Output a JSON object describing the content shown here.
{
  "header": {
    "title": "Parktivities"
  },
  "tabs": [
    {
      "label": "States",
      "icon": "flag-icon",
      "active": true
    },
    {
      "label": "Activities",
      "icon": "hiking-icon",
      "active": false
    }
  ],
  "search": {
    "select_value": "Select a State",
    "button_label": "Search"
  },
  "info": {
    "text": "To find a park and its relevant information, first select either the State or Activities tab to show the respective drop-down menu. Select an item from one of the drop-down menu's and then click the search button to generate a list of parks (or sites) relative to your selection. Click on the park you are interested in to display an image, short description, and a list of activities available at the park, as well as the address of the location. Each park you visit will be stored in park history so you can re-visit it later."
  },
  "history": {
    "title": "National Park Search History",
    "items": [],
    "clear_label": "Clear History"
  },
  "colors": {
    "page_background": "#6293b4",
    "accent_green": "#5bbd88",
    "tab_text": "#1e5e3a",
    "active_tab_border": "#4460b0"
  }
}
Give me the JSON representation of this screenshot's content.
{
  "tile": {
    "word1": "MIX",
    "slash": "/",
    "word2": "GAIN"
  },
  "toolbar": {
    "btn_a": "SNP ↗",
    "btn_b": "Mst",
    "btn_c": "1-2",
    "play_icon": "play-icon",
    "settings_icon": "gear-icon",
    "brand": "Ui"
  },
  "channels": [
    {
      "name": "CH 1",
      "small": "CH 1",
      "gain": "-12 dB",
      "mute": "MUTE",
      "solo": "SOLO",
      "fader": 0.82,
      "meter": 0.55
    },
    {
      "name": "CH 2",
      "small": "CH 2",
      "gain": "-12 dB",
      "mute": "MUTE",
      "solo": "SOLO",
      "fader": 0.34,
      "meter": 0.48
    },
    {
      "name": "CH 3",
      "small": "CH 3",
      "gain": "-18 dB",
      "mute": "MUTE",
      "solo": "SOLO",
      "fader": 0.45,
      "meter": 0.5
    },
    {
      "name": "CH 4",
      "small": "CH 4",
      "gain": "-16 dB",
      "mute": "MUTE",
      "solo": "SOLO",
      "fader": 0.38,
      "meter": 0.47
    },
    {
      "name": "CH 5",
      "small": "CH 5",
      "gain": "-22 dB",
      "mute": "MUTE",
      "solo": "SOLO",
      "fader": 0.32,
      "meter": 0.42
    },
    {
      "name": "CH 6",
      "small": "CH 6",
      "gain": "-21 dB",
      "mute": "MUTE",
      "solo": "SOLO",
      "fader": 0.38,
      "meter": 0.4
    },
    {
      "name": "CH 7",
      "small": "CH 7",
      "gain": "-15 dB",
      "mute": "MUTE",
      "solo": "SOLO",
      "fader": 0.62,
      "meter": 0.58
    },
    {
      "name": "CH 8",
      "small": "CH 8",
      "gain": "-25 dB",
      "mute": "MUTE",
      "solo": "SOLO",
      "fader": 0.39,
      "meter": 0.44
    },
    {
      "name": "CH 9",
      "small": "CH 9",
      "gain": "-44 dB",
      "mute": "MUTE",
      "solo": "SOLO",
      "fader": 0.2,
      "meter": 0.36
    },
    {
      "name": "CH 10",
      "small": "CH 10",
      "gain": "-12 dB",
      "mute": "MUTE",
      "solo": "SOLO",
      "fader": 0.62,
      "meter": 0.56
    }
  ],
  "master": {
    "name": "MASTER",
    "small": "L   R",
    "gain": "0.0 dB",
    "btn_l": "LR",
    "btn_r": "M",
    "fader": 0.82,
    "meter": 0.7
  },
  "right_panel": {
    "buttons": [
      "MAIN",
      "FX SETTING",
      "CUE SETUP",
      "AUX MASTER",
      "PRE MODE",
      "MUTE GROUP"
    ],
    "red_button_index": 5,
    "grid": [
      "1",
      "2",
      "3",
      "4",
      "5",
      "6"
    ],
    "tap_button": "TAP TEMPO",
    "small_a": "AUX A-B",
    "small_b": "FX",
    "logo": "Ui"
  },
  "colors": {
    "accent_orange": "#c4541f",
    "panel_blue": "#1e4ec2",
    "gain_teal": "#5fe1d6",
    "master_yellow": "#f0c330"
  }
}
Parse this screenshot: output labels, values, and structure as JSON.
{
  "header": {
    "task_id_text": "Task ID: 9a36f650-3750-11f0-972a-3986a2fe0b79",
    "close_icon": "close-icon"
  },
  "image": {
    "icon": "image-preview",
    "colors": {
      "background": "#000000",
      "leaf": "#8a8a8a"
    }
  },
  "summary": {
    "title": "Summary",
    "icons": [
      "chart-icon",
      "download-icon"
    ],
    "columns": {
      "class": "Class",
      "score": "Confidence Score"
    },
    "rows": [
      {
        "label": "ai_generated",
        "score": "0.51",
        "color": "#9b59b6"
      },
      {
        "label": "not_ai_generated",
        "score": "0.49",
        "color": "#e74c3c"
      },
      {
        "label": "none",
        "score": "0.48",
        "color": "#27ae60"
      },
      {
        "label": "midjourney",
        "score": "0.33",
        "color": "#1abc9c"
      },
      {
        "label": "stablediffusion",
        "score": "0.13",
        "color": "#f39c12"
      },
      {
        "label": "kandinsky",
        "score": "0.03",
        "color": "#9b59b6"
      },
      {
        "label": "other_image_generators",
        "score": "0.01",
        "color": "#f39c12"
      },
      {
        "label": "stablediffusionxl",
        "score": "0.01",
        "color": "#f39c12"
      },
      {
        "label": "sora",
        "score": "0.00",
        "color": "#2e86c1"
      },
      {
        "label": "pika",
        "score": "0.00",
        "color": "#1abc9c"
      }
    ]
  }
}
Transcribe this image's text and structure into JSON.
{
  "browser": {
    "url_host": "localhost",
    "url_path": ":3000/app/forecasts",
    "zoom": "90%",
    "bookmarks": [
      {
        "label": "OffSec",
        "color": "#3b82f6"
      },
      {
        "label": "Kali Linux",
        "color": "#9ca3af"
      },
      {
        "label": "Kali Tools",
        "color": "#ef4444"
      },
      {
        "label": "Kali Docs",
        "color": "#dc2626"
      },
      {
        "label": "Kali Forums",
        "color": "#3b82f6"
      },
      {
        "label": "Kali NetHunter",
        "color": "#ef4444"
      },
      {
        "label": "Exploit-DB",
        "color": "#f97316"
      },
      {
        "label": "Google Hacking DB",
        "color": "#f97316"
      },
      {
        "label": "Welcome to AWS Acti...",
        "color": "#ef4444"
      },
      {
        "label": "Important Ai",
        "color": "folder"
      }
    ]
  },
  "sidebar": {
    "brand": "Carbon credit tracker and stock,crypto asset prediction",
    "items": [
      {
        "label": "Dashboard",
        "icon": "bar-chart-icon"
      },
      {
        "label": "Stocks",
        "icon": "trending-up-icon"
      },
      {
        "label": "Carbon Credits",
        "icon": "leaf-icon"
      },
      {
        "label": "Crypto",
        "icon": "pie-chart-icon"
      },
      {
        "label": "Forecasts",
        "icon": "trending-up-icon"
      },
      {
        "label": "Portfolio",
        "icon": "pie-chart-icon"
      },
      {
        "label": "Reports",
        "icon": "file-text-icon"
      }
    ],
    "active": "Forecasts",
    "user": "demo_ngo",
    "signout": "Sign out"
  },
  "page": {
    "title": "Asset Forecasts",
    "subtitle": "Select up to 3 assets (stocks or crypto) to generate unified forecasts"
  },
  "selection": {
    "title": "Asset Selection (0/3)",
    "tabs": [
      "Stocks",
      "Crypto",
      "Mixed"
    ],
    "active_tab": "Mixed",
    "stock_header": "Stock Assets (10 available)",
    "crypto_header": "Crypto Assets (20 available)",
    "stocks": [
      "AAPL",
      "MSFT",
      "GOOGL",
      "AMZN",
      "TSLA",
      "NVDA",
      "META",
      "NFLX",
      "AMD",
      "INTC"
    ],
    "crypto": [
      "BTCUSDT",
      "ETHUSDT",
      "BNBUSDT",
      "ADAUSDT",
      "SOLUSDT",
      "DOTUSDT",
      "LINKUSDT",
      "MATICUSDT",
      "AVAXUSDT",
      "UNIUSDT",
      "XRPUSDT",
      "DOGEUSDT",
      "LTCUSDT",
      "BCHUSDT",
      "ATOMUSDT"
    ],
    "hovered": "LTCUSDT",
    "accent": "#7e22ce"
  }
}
━━━━━━━━━━━━━━━━━━━━
OBJECTIVE
How many lines of the listing above include the word "Activities"? Reply with the number alone.

THE RESULT
2